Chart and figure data
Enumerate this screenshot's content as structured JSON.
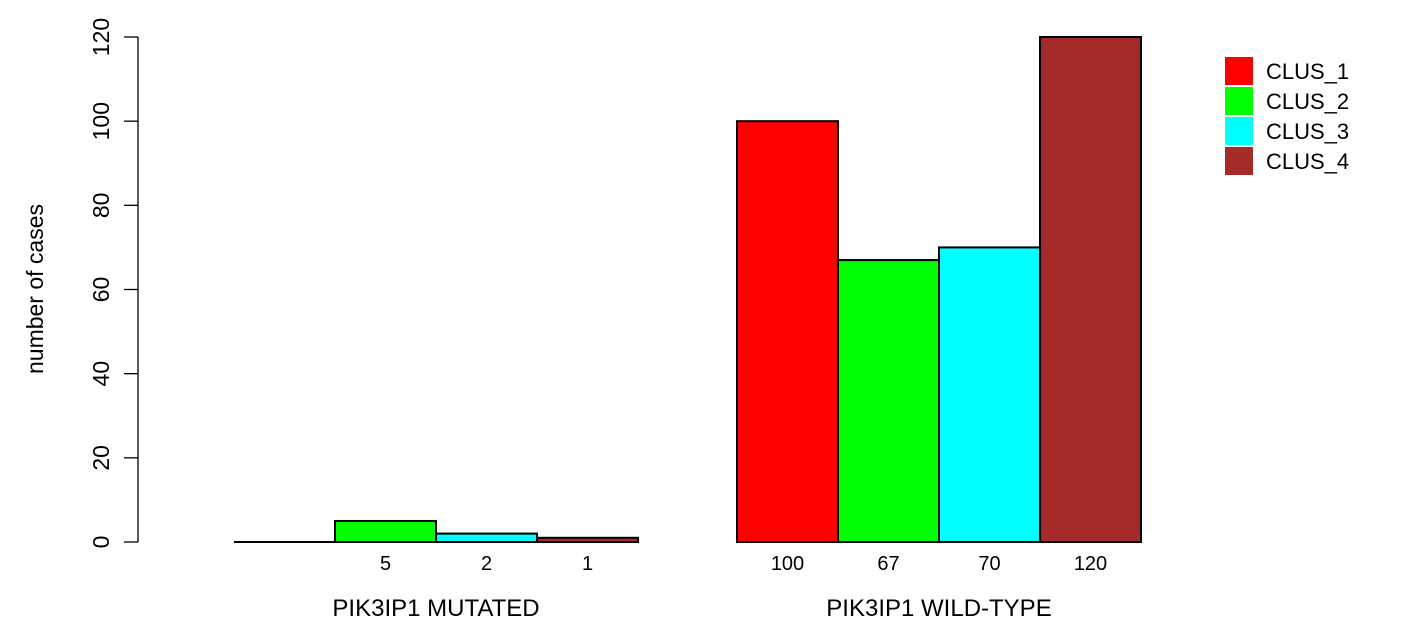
{
  "chart_data": {
    "type": "bar",
    "ylabel": "number of cases",
    "ylim": [
      0,
      120
    ],
    "yticks": [
      0,
      20,
      40,
      60,
      80,
      100,
      120
    ],
    "groups": [
      {
        "name": "PIK3IP1 MUTATED",
        "values": [
          0,
          5,
          2,
          1
        ],
        "labels": [
          "",
          "5",
          "2",
          "1"
        ]
      },
      {
        "name": "PIK3IP1 WILD-TYPE",
        "values": [
          100,
          67,
          70,
          120
        ],
        "labels": [
          "100",
          "67",
          "70",
          "120"
        ]
      }
    ],
    "series": [
      {
        "name": "CLUS_1",
        "color": "#ff0000"
      },
      {
        "name": "CLUS_2",
        "color": "#00ff00"
      },
      {
        "name": "CLUS_3",
        "color": "#00ffff"
      },
      {
        "name": "CLUS_4",
        "color": "#a52a2a"
      }
    ],
    "legend_position": "top-right",
    "grid": false
  }
}
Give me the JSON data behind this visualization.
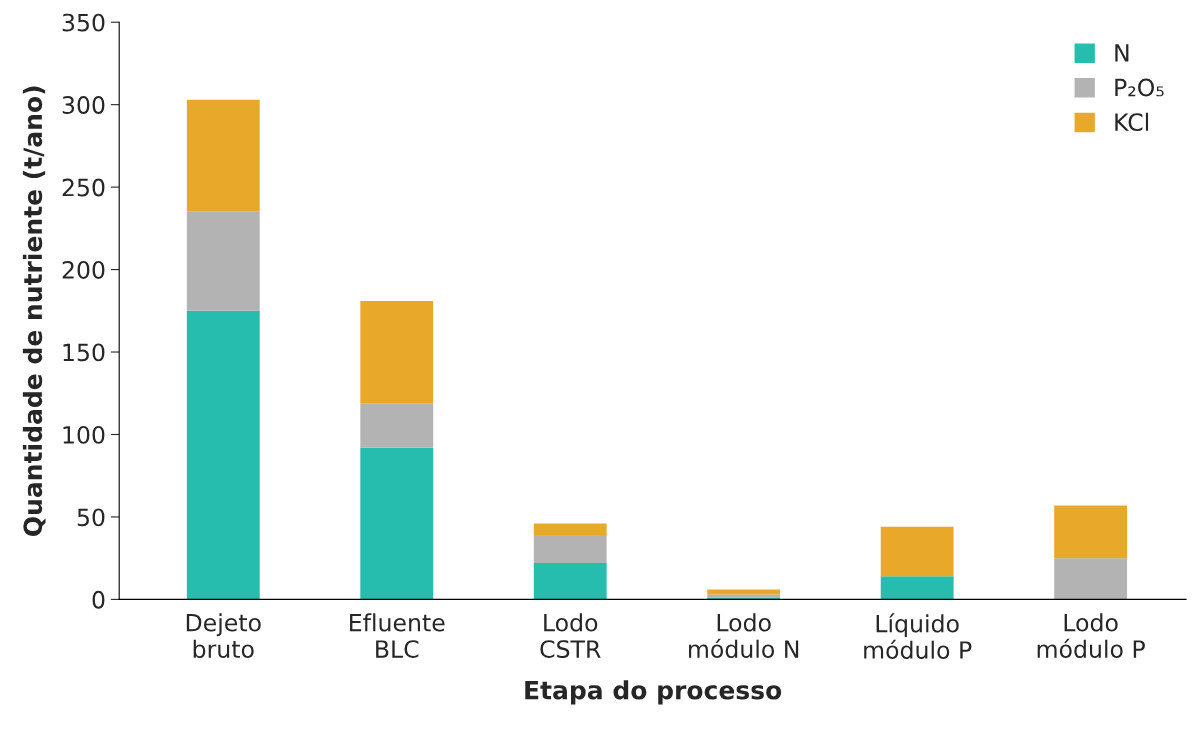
{
  "chart_data": {
    "type": "bar",
    "stacked": true,
    "xlabel": "Etapa do processo",
    "ylabel": "Quantidade de nutriente (t/ano)",
    "categories": [
      "Dejeto\nbruto",
      "Efluente\nBLC",
      "Lodo\nCSTR",
      "Lodo\nmódulo N",
      "Líquido\nmódulo P",
      "Lodo\nmódulo P"
    ],
    "series": [
      {
        "name": "N",
        "color": "#26bcae",
        "values": [
          175,
          92,
          22,
          1,
          14,
          0
        ]
      },
      {
        "name": "P₂O₅",
        "color": "#b3b3b4",
        "values": [
          60,
          27,
          17,
          2,
          0,
          25
        ]
      },
      {
        "name": "KCl",
        "color": "#e8a92b",
        "values": [
          68,
          62,
          7,
          3,
          30,
          32
        ]
      }
    ],
    "ylim": [
      0,
      350
    ],
    "yticks": [
      0,
      50,
      100,
      150,
      200,
      250,
      300,
      350
    ],
    "grid": false,
    "legend": "top right"
  }
}
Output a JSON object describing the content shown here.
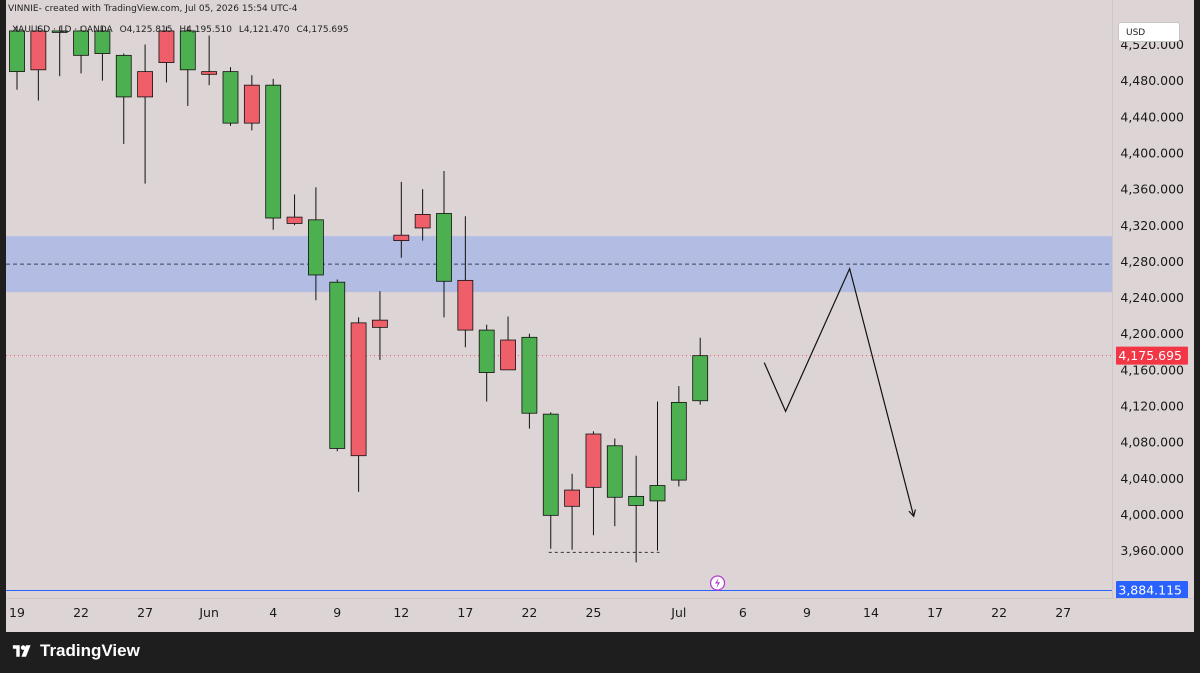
{
  "header": {
    "title": "VINNIE- created with TradingView.com, Jul 05, 2026 15:54 UTC-4"
  },
  "legend": {
    "symbol": "XAUUSD · 1D · OANDA",
    "open": "O4,125.815",
    "high": "H4,195.510",
    "low": "L4,121.470",
    "close": "C4,175.695"
  },
  "currency": "USD",
  "brand": {
    "name": "TradingView",
    "logo_icon": "tradingview-logo-icon"
  },
  "colors": {
    "background": "#ddd5d5",
    "bull": "#4caf50",
    "bear": "#ef5f6a",
    "zone": "#b3bde3",
    "price_label": "#f23645",
    "low_label": "#2962ff"
  },
  "chart_data": {
    "type": "candlestick",
    "symbol": "XAUUSD",
    "timeframe": "1D",
    "ylim": [
      3884.115,
      4535
    ],
    "y_ticks": [
      3920,
      3960,
      4000,
      4040,
      4080,
      4120,
      4160,
      4200,
      4240,
      4280,
      4320,
      4360,
      4400,
      4440,
      4480,
      4520
    ],
    "y_tick_labels": [
      "3,920.000",
      "3,960.000",
      "4,000.000",
      "4,040.000",
      "4,080.000",
      "4,120.000",
      "4,160.000",
      "4,200.000",
      "4,240.000",
      "4,280.000",
      "4,320.000",
      "4,360.000",
      "4,400.000",
      "4,440.000",
      "4,480.000",
      "4,520.000"
    ],
    "x_ticks": [
      {
        "date": "2026-05-19",
        "label": "19"
      },
      {
        "date": "2026-05-22",
        "label": "22"
      },
      {
        "date": "2026-05-27",
        "label": "27"
      },
      {
        "date": "2026-06-01",
        "label": "Jun"
      },
      {
        "date": "2026-06-04",
        "label": "4"
      },
      {
        "date": "2026-06-09",
        "label": "9"
      },
      {
        "date": "2026-06-12",
        "label": "12"
      },
      {
        "date": "2026-06-17",
        "label": "17"
      },
      {
        "date": "2026-06-22",
        "label": "22"
      },
      {
        "date": "2026-06-25",
        "label": "25"
      },
      {
        "date": "2026-07-01",
        "label": "Jul"
      },
      {
        "date": "2026-07-06",
        "label": "6"
      },
      {
        "date": "2026-07-09",
        "label": "9"
      },
      {
        "date": "2026-07-14",
        "label": "14"
      },
      {
        "date": "2026-07-17",
        "label": "17"
      },
      {
        "date": "2026-07-22",
        "label": "22"
      },
      {
        "date": "2026-07-27",
        "label": "27"
      }
    ],
    "candles": [
      {
        "date": "2026-05-19",
        "open": 4490,
        "high": 4540,
        "low": 4470,
        "close": 4535
      },
      {
        "date": "2026-05-20",
        "open": 4535,
        "high": 4540,
        "low": 4458,
        "close": 4492
      },
      {
        "date": "2026-05-21",
        "open": 4535,
        "high": 4540,
        "low": 4485,
        "close": 4535
      },
      {
        "date": "2026-05-22",
        "open": 4508,
        "high": 4540,
        "low": 4488,
        "close": 4535
      },
      {
        "date": "2026-05-25",
        "open": 4510,
        "high": 4540,
        "low": 4480,
        "close": 4535
      },
      {
        "date": "2026-05-26",
        "open": 4462,
        "high": 4510,
        "low": 4410,
        "close": 4508
      },
      {
        "date": "2026-05-27",
        "open": 4490,
        "high": 4520,
        "low": 4366,
        "close": 4462
      },
      {
        "date": "2026-05-28",
        "open": 4535,
        "high": 4540,
        "low": 4478,
        "close": 4500
      },
      {
        "date": "2026-05-29",
        "open": 4492,
        "high": 4540,
        "low": 4452,
        "close": 4535
      },
      {
        "date": "2026-06-01",
        "open": 4490,
        "high": 4530,
        "low": 4475,
        "close": 4487
      },
      {
        "date": "2026-06-02",
        "open": 4433,
        "high": 4495,
        "low": 4430,
        "close": 4490
      },
      {
        "date": "2026-06-03",
        "open": 4475,
        "high": 4486,
        "low": 4425,
        "close": 4433
      },
      {
        "date": "2026-06-04",
        "open": 4328,
        "high": 4482,
        "low": 4315,
        "close": 4475
      },
      {
        "date": "2026-06-05",
        "open": 4329,
        "high": 4354,
        "low": 4320,
        "close": 4322
      },
      {
        "date": "2026-06-08",
        "open": 4265,
        "high": 4362,
        "low": 4237,
        "close": 4326
      },
      {
        "date": "2026-06-09",
        "open": 4073,
        "high": 4260,
        "low": 4070,
        "close": 4257
      },
      {
        "date": "2026-06-10",
        "open": 4212,
        "high": 4218,
        "low": 4025,
        "close": 4065
      },
      {
        "date": "2026-06-11",
        "open": 4215,
        "high": 4247,
        "low": 4171,
        "close": 4207
      },
      {
        "date": "2026-06-12",
        "open": 4309,
        "high": 4368,
        "low": 4284,
        "close": 4303
      },
      {
        "date": "2026-06-15",
        "open": 4332,
        "high": 4360,
        "low": 4303,
        "close": 4317
      },
      {
        "date": "2026-06-16",
        "open": 4258,
        "high": 4380,
        "low": 4218,
        "close": 4333
      },
      {
        "date": "2026-06-17",
        "open": 4259,
        "high": 4330,
        "low": 4185,
        "close": 4204
      },
      {
        "date": "2026-06-18",
        "open": 4157,
        "high": 4210,
        "low": 4125,
        "close": 4204
      },
      {
        "date": "2026-06-19",
        "open": 4193,
        "high": 4219,
        "low": 4161,
        "close": 4160
      },
      {
        "date": "2026-06-22",
        "open": 4112,
        "high": 4200,
        "low": 4095,
        "close": 4196
      },
      {
        "date": "2026-06-23",
        "open": 3999,
        "high": 4113,
        "low": 3962,
        "close": 4111
      },
      {
        "date": "2026-06-24",
        "open": 4027,
        "high": 4045,
        "low": 3961,
        "close": 4009
      },
      {
        "date": "2026-06-25",
        "open": 4089,
        "high": 4092,
        "low": 3977,
        "close": 4030
      },
      {
        "date": "2026-06-26",
        "open": 4019,
        "high": 4084,
        "low": 3987,
        "close": 4076
      },
      {
        "date": "2026-06-29",
        "open": 4010,
        "high": 4065,
        "low": 3947,
        "close": 4020
      },
      {
        "date": "2026-06-30",
        "open": 4015,
        "high": 4125,
        "low": 3960,
        "close": 4032
      },
      {
        "date": "2026-07-01",
        "open": 4038,
        "high": 4142,
        "low": 4031,
        "close": 4124
      },
      {
        "date": "2026-07-02",
        "open": 4125.815,
        "high": 4195.51,
        "low": 4121.47,
        "close": 4175.695
      }
    ],
    "current_price": {
      "value": 4175.695,
      "label": "4,175.695"
    },
    "low_marker": {
      "value": 3884.115,
      "label": "3,884.115"
    },
    "zone": {
      "from": 4246,
      "to": 4308,
      "mid": 4277
    },
    "swing_low_line": {
      "value": 3958,
      "from": "2026-06-23",
      "to": "2026-06-30"
    },
    "projection": [
      {
        "date": "2026-07-07",
        "price": 4168
      },
      {
        "date": "2026-07-08",
        "price": 4114
      },
      {
        "date": "2026-07-12",
        "price": 4272
      },
      {
        "date": "2026-07-16",
        "price": 3998
      }
    ]
  }
}
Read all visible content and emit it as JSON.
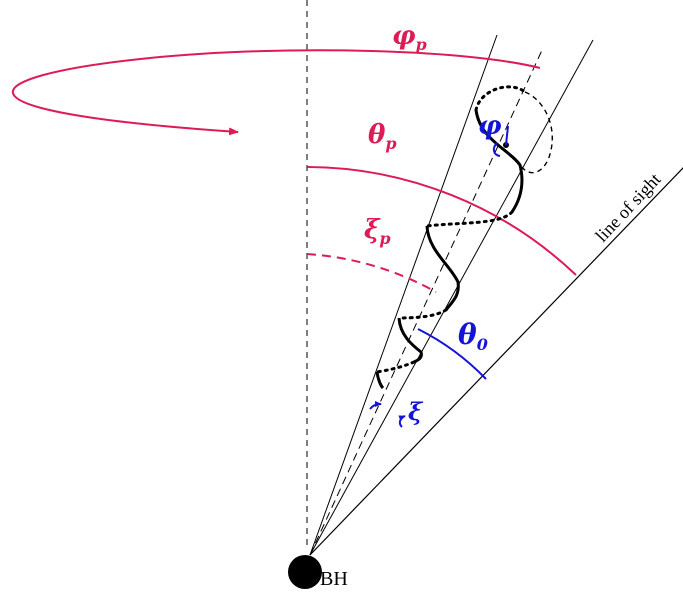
{
  "colors": {
    "magenta": "#dd1c55",
    "blue": "#1414d8",
    "black": "#000000"
  },
  "labels": {
    "phi_p": {
      "main": "φ",
      "sub": "p"
    },
    "theta_p": {
      "main": "θ",
      "sub": "p"
    },
    "xi_p": {
      "main": "ξ",
      "sub": "p"
    },
    "phi": "φ",
    "theta_0": {
      "main": "θ",
      "sub": "0"
    },
    "xi": "ξ",
    "line_of_sight": "line of sight",
    "bh": "BH"
  }
}
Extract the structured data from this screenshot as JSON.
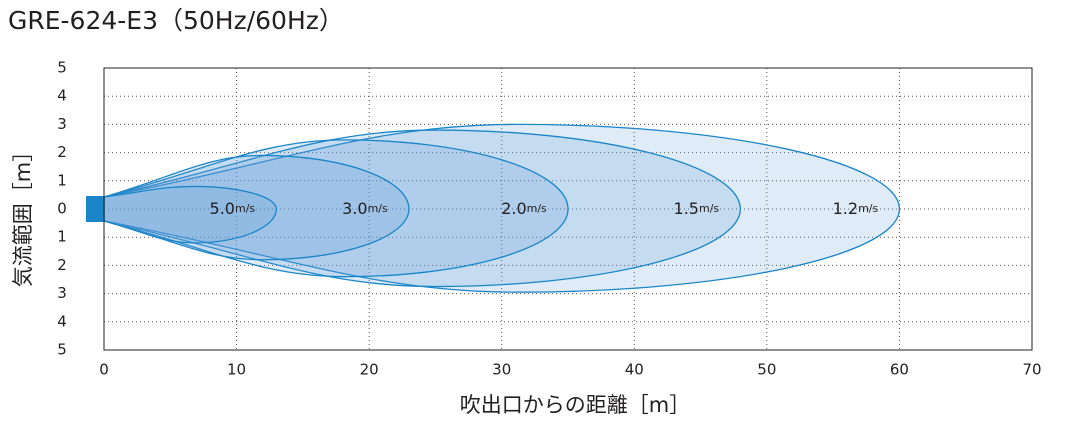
{
  "chart_data": {
    "type": "airflow",
    "title": "GRE-624-E3（50Hz/60Hz）",
    "x_label": "吹出口からの距離［m］",
    "y_label": "気流範囲［m］",
    "xlim": [
      0,
      70
    ],
    "xticks": [
      0,
      10,
      20,
      30,
      40,
      50,
      60,
      70
    ],
    "ylim": [
      -5,
      5
    ],
    "yticks": [
      5,
      4,
      3,
      2,
      1,
      0,
      {
        "value": -1,
        "label": "1"
      },
      {
        "value": -2,
        "label": "2"
      },
      {
        "value": -3,
        "label": "3"
      },
      {
        "value": -4,
        "label": "4"
      },
      {
        "value": -5,
        "label": "5"
      }
    ],
    "grid": true,
    "color": "#1a86c8",
    "series": [
      {
        "name": "1.2",
        "unit": "m/s",
        "reach": 60,
        "upper": 3.0,
        "lower": -2.95
      },
      {
        "name": "1.5",
        "unit": "m/s",
        "reach": 48,
        "upper": 2.8,
        "lower": -2.75
      },
      {
        "name": "2.0",
        "unit": "m/s",
        "reach": 35,
        "upper": 2.45,
        "lower": -2.4
      },
      {
        "name": "3.0",
        "unit": "m/s",
        "reach": 23,
        "upper": 1.9,
        "lower": -1.8
      },
      {
        "name": "5.0",
        "unit": "m/s",
        "reach": 13,
        "upper": 0.8,
        "lower": -1.2
      }
    ]
  }
}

# WORK TO BE COMPLETED:
Copy every single line of the material above that holds "title".

# SOLUTION TO THIS PROBLEM:
    "title": "VINNIE- created with TradingView.com, Jul 05, 2026 15:54 UTC-4"
    "title": "GRE-624-E3（50Hz/60Hz）",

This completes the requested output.